Goal of the exercise => Look through the lines below and extract any with the word "требованиям".

--- BEGIN Material provided ---

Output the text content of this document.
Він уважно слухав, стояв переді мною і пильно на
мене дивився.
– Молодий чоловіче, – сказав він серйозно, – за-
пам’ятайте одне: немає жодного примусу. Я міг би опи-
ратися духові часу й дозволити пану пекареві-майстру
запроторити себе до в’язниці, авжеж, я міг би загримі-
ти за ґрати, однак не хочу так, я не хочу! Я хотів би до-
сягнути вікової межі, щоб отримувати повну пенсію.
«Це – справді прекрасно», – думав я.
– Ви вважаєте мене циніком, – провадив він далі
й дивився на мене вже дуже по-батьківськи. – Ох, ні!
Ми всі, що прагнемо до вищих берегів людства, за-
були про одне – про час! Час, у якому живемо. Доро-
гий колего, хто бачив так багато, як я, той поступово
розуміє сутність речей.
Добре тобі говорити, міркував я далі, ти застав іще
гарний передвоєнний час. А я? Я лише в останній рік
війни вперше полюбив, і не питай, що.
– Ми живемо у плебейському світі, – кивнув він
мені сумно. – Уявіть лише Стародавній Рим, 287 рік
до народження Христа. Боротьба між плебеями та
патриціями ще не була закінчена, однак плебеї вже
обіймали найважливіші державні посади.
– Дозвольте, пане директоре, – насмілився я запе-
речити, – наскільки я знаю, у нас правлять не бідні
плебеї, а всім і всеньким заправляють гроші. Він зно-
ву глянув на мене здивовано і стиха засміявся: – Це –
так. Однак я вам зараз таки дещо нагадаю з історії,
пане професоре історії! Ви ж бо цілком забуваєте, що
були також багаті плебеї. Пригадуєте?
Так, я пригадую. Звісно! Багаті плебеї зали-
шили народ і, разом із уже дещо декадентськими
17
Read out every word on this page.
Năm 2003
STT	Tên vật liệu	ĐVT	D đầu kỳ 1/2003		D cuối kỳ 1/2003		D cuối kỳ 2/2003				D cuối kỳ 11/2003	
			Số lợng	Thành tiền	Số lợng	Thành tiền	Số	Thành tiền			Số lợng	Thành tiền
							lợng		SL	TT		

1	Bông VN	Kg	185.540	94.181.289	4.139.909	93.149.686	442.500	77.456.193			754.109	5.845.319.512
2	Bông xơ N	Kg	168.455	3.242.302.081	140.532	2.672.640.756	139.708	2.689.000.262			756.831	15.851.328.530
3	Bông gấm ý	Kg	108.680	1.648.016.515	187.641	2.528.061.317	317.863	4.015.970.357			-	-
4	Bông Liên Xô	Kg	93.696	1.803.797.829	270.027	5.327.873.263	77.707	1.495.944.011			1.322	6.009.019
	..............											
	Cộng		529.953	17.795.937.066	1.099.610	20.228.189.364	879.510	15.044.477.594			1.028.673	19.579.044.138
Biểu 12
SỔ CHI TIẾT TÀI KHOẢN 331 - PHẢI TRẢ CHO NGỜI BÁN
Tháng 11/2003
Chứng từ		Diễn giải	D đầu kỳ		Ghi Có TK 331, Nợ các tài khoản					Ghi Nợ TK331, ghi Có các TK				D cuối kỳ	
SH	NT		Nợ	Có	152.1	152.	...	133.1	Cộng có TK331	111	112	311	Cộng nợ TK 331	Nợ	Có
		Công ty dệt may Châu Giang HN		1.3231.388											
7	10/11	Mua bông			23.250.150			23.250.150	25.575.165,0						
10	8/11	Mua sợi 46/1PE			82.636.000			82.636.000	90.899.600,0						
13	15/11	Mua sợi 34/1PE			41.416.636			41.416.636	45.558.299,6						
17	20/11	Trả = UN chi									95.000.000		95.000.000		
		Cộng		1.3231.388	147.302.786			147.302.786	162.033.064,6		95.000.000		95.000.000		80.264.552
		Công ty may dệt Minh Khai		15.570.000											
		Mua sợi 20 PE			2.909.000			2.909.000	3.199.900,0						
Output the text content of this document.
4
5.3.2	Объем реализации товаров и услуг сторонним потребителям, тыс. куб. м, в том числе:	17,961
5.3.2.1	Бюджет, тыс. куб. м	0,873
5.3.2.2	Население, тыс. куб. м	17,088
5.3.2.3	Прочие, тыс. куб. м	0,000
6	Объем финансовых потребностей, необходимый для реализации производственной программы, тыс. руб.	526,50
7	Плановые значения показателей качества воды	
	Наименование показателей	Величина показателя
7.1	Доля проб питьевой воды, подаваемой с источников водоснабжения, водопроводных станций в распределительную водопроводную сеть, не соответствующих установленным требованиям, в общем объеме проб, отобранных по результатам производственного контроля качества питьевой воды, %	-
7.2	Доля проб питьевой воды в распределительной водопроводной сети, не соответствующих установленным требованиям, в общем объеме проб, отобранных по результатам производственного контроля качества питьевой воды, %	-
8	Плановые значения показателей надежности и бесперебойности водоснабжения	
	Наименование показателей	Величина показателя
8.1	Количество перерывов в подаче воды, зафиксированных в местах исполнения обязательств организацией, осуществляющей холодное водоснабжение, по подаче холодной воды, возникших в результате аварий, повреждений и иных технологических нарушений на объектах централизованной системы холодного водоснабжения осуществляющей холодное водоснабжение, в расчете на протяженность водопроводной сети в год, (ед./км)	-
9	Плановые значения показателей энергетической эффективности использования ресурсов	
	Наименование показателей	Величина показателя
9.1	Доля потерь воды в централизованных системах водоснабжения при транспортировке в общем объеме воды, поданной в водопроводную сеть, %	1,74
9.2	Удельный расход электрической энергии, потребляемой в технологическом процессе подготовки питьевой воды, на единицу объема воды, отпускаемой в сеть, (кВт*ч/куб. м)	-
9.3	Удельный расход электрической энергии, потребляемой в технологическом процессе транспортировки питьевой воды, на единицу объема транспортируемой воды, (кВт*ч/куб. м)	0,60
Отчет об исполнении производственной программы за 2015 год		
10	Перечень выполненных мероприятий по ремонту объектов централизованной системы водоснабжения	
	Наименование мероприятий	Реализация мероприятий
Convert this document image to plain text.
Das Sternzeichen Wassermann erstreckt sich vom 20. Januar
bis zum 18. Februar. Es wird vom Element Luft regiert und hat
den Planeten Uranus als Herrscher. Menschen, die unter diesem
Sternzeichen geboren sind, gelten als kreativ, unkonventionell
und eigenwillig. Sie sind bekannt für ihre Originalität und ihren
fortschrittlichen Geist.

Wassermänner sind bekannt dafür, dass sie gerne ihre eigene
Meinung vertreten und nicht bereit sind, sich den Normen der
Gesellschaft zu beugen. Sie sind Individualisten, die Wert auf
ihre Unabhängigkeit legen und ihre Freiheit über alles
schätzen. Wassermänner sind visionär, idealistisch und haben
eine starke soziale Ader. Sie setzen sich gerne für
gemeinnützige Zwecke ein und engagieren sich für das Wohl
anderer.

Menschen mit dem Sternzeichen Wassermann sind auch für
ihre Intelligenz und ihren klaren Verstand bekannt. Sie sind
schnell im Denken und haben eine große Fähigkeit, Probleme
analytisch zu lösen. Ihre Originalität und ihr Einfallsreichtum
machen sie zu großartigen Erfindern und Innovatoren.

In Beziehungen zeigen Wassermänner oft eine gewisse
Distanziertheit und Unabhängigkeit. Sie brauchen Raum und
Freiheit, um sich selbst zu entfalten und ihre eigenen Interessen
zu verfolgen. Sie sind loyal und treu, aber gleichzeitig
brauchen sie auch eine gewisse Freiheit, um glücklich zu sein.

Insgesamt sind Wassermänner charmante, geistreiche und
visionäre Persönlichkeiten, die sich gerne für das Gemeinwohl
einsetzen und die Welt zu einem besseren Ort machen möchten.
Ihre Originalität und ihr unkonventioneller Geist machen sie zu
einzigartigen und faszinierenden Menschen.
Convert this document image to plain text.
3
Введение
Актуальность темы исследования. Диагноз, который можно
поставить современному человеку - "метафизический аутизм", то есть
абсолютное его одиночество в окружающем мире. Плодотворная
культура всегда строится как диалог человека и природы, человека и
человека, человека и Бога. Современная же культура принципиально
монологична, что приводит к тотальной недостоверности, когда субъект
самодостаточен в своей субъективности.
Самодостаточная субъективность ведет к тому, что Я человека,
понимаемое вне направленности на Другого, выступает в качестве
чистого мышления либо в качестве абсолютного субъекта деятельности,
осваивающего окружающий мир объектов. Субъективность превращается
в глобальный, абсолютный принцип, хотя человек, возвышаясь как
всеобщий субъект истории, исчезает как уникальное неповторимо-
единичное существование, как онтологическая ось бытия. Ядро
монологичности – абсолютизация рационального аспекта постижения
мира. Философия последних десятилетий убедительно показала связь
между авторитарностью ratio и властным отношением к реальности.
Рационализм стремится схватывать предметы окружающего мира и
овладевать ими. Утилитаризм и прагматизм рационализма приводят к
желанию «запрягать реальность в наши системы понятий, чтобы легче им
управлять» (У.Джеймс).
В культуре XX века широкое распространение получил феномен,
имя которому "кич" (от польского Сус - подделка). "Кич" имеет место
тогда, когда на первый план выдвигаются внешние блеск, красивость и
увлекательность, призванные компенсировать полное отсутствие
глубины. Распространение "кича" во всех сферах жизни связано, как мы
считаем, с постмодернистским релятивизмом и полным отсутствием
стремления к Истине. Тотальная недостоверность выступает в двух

--- END Material provided ---

Output for this exercise =>
7.1	Доля проб питьевой воды, подаваемой с источников водоснабжения, водопроводных станций в распределительную водопроводную сеть, не соответствующих установленным требованиям, в общем объеме проб, отобранных по результатам производственного контроля качества питьевой воды, %	-
7.2	Доля проб питьевой воды в распределительной водопроводной сети, не соответствующих установленным требованиям, в общем объеме проб, отобранных по результатам производственного контроля качества питьевой воды, %	-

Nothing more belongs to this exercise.